Data records:

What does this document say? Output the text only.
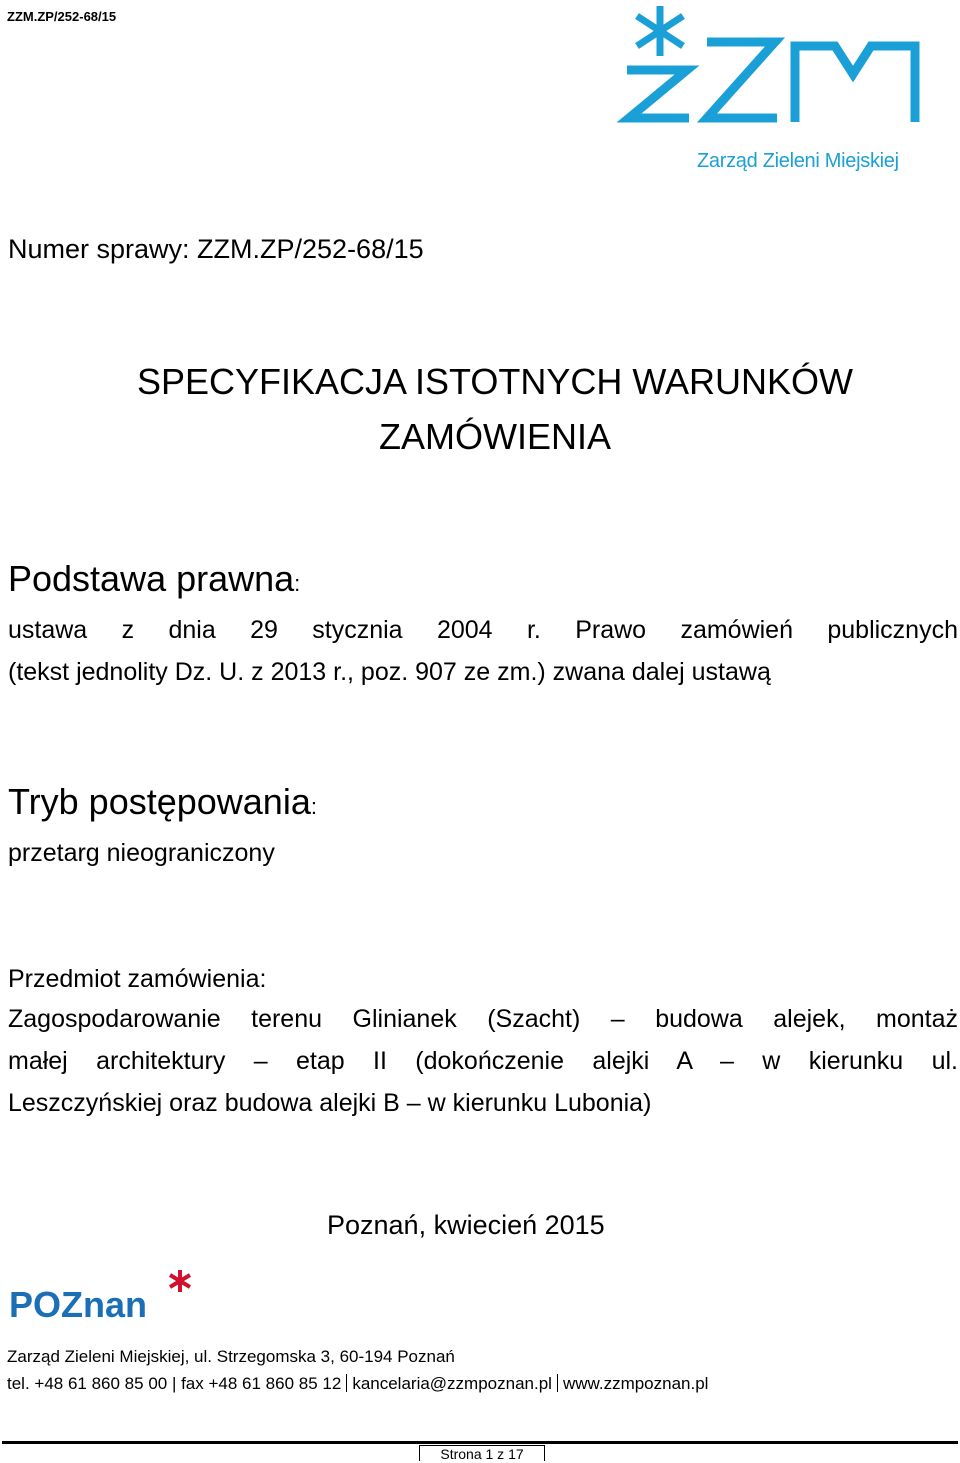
ZZM.ZP/252-68/15
Zarząd Zieleni Miejskiej
Numer sprawy: ZZM.ZP/252-68/15
SPECYFIKACJA ISTOTNYCH WARUNKÓW
ZAMÓWIENIA
Podstawa prawna:
ustawa z dnia 29 stycznia 2004 r. Prawo zamówień publicznych
(tekst jednolity Dz. U. z 2013 r., poz. 907 ze zm.) zwana dalej ustawą
Tryb postępowania:
przetarg nieograniczony
Przedmiot zamówienia:
Zagospodarowanie terenu Glinianek (Szacht) – budowa alejek, montaż
małej architektury – etap II (dokończenie alejki A – w kierunku ul.
Leszczyńskiej oraz budowa alejki B – w kierunku Lubonia)
Poznań, kwiecień 2015
POZnan
Zarząd Zieleni Miejskiej, ul. Strzegomska 3, 60-194 Poznań
tel. +48 61 860 85 00 | fax +48 61 860 85 12 kancelaria@zzmpoznan.pl www.zzmpoznan.pl
Strona 1 z 17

> _CHALLENGE_: Find the word "Miejskiej" in the data and copy out each line where it turns up.

> _SOLUTION FOR THIS TASK_:
Zarząd Zieleni Miejskiej
Zarząd Zieleni Miejskiej, ul. Strzegomska 3, 60-194 Poznań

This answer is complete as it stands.